• **THE REQUEST**
Type out the complete listing below word for word, without its pictures.
::::::::
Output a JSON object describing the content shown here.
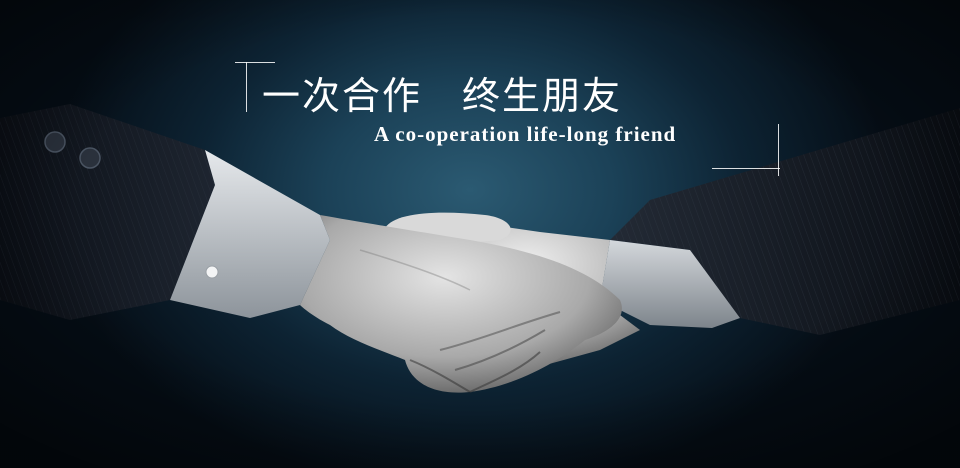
{
  "banner": {
    "headline_part1": "一次合作",
    "headline_part2": "终生朋友",
    "subline": "A co-operation life-long friend"
  },
  "colors": {
    "background_center": "#2b5a72",
    "background_edge": "#050d15",
    "text": "#ffffff",
    "suit": "#151a22",
    "cuff": "#c9cdd1",
    "skin": "#a7a7a7"
  },
  "illustration": {
    "subject": "handshake-icon"
  }
}
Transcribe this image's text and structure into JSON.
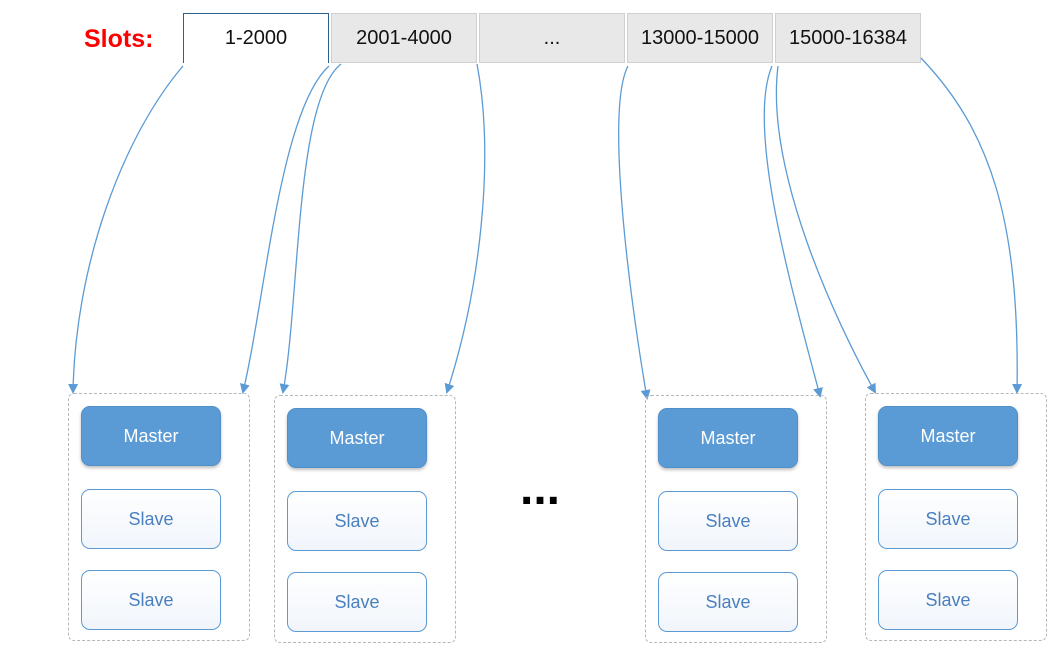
::::::::
• **TASK RESPONSE**
Output a JSON object describing the content shown here.
{
  "banner": {
    "headline_part1": "一次合作",
    "headline_part2": "终生朋友",
    "subline": "A co-operation life-long friend"
  },
  "colors": {
    "background_center": "#2b5a72",
    "background_edge": "#050d15",
    "text": "#ffffff",
    "suit": "#151a22",
    "cuff": "#c9cdd1",
    "skin": "#a7a7a7"
  },
  "illustration": {
    "subject": "handshake-icon"
  }
}
Transcribe this image's text and structure into JSON.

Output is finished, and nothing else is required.